[Figure collection entries]
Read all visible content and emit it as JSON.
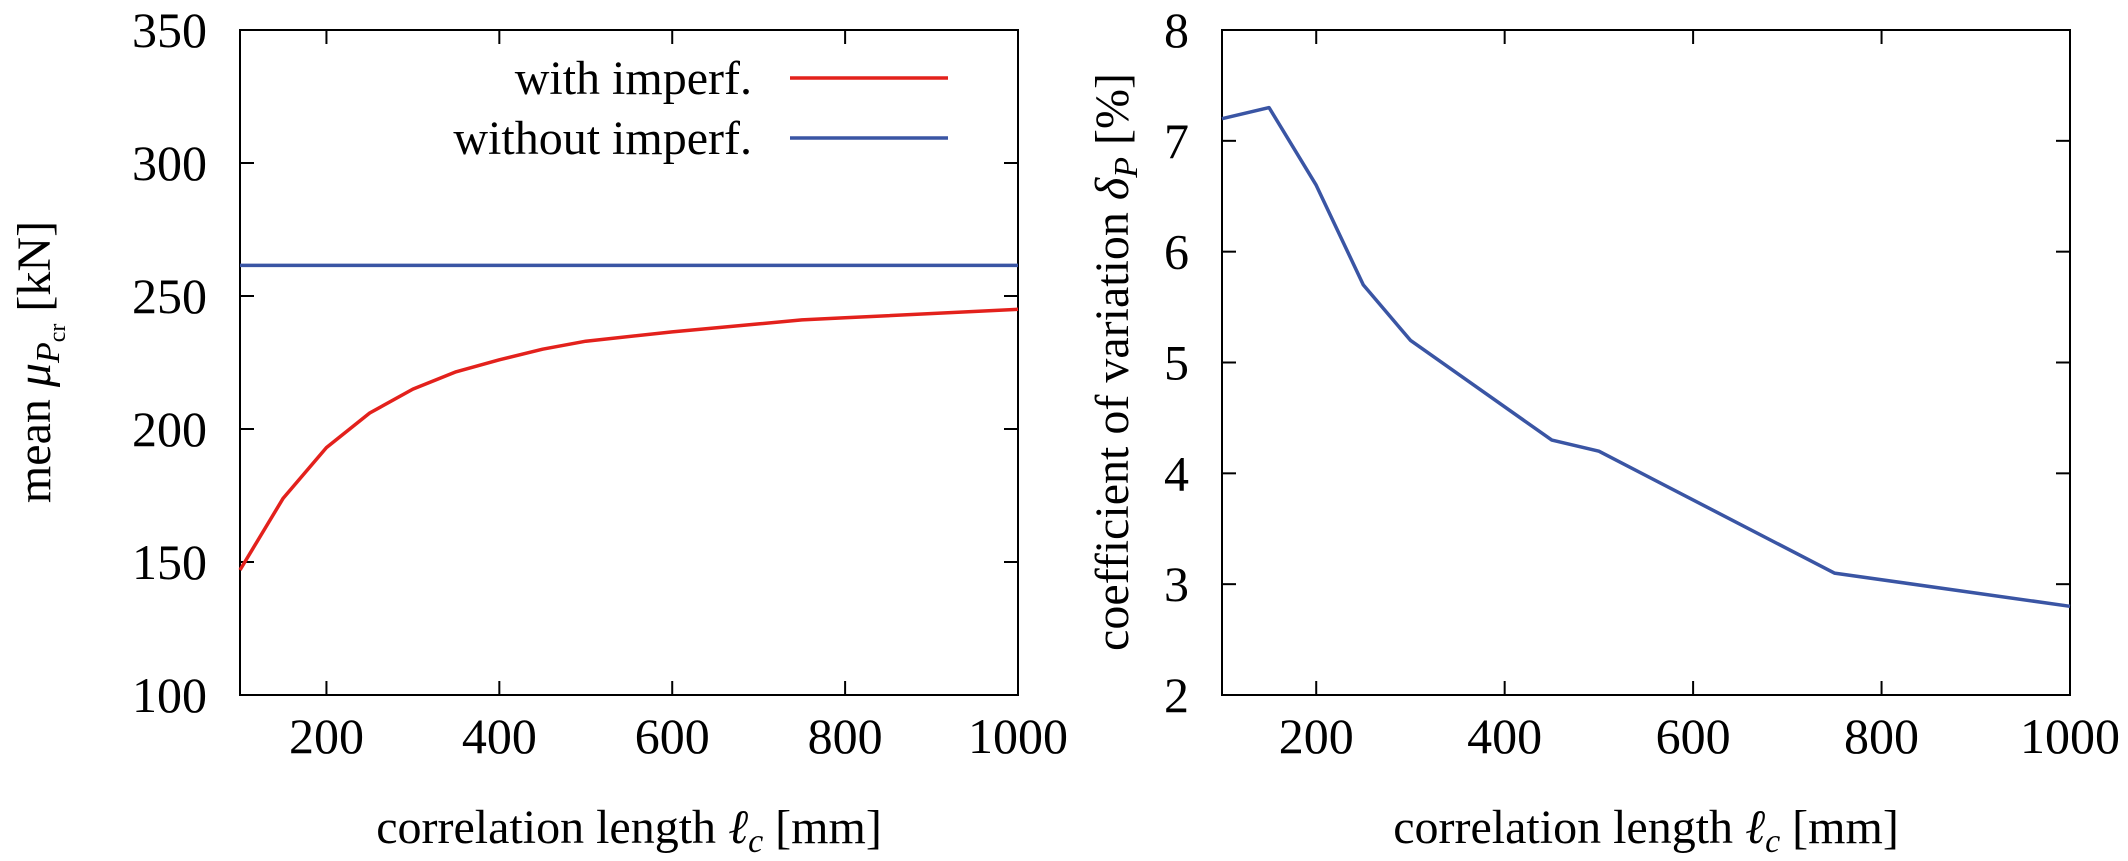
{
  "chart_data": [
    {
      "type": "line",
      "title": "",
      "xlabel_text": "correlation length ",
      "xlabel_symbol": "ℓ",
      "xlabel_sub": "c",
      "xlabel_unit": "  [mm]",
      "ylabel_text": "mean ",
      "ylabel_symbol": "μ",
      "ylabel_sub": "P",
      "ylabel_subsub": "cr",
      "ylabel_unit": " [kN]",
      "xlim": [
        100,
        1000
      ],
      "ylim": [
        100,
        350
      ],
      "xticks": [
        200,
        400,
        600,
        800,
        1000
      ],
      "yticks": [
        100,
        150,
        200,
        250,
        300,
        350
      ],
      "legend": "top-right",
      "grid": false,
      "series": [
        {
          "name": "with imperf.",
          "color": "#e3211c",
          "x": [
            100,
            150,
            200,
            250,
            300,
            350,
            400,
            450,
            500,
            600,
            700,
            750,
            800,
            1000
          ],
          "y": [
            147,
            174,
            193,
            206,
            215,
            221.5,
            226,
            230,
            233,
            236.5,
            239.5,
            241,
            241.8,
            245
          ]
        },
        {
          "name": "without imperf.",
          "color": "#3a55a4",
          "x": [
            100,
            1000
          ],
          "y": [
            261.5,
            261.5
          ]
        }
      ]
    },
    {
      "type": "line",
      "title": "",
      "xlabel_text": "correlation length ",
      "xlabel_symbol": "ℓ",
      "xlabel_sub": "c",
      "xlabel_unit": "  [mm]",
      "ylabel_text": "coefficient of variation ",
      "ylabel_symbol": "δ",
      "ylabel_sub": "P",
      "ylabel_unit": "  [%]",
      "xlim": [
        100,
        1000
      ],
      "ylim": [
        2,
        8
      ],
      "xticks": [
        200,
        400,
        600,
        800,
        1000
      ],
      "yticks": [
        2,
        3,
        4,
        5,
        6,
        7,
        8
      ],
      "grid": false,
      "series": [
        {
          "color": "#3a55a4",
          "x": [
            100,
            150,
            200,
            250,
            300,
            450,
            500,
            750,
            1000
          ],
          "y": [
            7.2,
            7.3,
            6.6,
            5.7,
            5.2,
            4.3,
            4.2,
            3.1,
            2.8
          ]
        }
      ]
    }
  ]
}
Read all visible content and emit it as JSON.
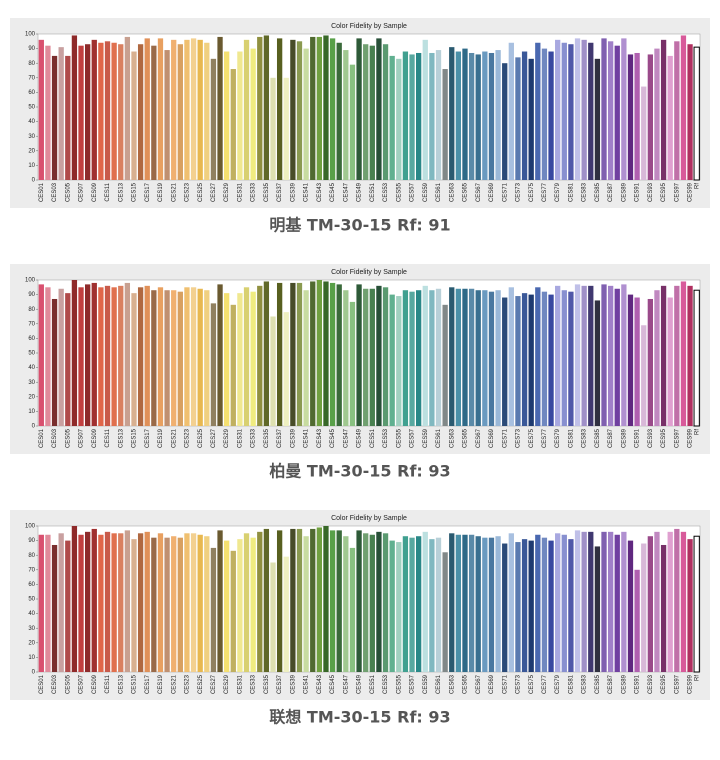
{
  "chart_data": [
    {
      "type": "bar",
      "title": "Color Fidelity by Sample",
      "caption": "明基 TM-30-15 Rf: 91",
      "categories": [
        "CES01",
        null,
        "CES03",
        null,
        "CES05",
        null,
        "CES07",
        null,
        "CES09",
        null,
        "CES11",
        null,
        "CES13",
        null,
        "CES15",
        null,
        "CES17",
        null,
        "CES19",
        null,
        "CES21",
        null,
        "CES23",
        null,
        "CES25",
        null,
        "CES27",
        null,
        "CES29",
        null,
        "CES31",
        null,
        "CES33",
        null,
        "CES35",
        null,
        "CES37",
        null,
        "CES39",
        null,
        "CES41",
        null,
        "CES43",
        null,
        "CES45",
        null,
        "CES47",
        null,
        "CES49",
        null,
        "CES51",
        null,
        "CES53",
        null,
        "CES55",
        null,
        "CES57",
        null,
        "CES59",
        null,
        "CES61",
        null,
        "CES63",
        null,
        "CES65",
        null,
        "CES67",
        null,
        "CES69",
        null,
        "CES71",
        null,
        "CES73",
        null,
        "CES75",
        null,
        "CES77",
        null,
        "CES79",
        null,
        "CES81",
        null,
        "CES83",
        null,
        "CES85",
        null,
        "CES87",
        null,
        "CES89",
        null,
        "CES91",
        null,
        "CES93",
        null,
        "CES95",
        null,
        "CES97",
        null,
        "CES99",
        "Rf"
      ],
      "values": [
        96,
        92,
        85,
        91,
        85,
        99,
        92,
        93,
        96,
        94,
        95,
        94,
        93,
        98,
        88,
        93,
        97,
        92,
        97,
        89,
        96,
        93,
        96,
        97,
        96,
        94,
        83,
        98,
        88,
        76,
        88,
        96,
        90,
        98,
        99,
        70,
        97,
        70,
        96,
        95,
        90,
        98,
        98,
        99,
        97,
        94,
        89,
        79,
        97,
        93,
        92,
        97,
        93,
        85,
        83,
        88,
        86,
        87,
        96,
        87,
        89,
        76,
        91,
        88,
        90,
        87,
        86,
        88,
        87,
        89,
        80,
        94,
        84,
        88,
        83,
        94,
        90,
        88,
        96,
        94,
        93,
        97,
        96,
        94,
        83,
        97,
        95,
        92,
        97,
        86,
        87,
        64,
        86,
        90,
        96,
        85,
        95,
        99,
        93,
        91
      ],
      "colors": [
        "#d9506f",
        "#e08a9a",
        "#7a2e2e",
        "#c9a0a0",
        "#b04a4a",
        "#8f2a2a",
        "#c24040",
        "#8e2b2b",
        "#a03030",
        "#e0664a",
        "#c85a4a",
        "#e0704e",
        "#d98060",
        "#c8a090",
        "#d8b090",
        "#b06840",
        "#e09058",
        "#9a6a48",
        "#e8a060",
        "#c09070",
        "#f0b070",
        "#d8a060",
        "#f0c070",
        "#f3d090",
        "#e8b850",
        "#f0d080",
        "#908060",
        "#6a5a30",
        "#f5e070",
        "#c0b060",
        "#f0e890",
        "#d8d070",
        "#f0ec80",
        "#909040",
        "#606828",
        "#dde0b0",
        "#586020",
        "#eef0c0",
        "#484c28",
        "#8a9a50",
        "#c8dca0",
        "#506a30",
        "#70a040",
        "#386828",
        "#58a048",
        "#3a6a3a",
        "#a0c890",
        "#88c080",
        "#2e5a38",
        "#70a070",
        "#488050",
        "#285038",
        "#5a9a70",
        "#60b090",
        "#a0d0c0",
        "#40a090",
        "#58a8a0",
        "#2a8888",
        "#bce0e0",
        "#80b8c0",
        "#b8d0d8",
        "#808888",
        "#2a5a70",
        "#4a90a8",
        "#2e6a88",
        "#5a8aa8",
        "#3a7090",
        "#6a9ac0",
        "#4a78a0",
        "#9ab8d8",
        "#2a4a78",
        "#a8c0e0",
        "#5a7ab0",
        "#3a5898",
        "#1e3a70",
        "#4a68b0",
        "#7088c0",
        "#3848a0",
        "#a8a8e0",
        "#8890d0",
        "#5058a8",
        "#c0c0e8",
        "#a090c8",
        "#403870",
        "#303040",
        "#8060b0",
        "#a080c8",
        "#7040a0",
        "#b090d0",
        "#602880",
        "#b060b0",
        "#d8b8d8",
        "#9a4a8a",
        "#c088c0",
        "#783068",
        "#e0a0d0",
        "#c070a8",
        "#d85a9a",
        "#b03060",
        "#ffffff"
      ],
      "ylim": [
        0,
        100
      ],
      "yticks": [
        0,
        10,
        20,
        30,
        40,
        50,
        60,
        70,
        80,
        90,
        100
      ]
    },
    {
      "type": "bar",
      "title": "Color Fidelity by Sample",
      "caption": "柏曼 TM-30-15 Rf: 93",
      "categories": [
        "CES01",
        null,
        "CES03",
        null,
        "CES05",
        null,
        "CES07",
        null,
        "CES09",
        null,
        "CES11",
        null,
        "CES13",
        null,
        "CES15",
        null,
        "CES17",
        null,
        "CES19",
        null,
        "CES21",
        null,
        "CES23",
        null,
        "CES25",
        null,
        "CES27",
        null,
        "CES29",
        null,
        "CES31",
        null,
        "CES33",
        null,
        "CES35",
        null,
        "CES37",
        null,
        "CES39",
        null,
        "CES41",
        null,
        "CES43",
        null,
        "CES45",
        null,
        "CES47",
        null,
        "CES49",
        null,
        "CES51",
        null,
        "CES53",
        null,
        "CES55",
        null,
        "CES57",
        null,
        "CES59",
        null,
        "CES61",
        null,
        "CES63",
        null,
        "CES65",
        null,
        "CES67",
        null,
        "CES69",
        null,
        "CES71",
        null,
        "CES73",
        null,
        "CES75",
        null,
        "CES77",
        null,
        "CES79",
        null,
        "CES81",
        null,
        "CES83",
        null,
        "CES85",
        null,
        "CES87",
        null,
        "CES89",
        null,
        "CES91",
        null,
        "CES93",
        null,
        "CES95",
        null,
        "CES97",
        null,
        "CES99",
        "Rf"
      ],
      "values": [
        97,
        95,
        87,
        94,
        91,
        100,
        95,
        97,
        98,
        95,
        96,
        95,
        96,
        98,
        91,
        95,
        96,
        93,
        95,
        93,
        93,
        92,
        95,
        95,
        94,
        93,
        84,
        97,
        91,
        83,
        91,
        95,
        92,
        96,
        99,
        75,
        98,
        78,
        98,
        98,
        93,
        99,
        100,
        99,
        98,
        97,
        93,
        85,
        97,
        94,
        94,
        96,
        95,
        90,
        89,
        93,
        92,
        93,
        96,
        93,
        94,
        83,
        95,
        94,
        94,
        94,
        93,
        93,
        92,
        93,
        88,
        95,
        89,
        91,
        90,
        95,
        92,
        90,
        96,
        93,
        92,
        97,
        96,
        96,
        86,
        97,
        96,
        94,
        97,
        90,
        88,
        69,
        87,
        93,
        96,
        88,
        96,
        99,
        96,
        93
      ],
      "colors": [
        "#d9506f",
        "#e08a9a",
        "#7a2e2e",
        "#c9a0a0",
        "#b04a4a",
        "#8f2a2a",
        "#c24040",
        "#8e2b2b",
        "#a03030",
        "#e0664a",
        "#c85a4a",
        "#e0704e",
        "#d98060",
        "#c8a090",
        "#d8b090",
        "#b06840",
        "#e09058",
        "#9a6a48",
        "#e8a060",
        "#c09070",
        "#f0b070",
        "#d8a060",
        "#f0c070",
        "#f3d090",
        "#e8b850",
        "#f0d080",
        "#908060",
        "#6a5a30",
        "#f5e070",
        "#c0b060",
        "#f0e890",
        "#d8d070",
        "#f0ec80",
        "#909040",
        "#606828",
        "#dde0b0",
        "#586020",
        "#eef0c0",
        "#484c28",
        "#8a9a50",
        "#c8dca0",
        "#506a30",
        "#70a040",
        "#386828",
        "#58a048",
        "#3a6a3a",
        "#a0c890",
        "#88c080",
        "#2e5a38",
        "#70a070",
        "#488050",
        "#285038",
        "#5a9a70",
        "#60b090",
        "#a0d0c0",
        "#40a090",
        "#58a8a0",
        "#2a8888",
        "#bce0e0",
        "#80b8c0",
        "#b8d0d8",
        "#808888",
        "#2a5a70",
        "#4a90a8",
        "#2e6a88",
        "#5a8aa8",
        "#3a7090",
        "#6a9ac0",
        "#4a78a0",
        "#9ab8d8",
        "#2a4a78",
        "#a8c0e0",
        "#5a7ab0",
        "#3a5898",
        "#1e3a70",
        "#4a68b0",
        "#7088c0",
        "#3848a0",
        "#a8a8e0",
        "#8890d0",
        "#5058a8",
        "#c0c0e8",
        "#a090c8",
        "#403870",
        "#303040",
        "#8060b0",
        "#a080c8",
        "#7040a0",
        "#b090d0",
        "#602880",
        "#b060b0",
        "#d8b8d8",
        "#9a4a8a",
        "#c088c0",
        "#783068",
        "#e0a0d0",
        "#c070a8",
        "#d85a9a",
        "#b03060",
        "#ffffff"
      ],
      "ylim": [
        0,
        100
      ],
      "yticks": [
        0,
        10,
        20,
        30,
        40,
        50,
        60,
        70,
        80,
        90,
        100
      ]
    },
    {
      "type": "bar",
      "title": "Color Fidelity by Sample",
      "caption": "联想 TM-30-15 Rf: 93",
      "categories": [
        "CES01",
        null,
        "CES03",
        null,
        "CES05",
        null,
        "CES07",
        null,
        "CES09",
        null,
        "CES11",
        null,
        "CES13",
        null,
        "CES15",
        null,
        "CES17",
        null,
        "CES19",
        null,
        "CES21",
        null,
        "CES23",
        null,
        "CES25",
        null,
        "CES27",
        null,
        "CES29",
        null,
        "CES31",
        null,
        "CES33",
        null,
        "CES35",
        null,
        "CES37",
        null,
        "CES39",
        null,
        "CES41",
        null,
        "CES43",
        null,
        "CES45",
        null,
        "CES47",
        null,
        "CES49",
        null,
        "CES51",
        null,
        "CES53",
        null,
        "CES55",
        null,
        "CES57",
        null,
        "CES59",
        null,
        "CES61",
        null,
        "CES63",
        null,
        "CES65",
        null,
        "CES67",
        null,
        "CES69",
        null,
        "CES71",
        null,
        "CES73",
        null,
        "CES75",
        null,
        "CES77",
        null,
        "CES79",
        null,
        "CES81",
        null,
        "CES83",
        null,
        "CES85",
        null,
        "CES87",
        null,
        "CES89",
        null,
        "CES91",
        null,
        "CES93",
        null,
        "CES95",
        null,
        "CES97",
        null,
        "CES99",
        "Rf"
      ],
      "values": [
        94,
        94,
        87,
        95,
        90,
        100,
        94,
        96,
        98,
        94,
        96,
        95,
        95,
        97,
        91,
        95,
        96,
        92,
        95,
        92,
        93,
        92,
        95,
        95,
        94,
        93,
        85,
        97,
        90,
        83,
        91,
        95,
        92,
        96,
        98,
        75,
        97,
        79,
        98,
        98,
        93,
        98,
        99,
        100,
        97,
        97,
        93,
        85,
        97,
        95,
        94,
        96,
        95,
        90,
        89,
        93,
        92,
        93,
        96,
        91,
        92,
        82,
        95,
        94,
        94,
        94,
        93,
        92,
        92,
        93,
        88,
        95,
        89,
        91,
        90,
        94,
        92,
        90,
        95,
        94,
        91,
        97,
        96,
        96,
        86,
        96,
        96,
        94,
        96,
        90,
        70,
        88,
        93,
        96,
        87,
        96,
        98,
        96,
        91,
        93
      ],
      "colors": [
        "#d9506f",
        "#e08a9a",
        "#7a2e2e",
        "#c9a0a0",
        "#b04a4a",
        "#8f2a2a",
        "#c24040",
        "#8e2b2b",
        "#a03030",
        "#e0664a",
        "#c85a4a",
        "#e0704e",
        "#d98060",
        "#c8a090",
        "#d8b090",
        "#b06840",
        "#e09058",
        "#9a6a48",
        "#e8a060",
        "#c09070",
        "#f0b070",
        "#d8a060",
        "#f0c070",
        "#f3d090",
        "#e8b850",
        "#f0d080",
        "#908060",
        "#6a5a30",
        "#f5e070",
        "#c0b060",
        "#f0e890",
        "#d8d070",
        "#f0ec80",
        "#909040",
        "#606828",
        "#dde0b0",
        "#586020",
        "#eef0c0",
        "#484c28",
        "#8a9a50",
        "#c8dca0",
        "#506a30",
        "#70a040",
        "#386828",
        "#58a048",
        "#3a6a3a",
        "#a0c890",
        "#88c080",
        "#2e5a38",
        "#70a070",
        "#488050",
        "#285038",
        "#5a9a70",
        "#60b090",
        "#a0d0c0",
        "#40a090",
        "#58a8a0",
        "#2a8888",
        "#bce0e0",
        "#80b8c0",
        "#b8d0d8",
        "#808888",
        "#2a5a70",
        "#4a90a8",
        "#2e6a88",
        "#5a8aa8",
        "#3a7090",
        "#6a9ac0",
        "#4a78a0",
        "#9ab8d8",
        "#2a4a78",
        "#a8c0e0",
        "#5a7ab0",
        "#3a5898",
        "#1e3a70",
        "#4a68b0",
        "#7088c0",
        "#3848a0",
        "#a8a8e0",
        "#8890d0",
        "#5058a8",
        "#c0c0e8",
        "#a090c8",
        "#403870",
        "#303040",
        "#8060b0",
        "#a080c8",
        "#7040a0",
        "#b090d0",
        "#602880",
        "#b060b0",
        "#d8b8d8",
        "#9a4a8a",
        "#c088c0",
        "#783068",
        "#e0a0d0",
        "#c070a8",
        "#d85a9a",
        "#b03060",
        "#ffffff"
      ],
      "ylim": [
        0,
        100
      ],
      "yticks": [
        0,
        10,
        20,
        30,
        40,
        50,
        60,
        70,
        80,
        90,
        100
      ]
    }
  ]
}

• Work required: Locate all lines that include the word "caption" and copy them out.

• Solution to the problem:
      "caption": "明基 TM-30-15 Rf: 91",
      "caption": "柏曼 TM-30-15 Rf: 93",
      "caption": "联想 TM-30-15 Rf: 93",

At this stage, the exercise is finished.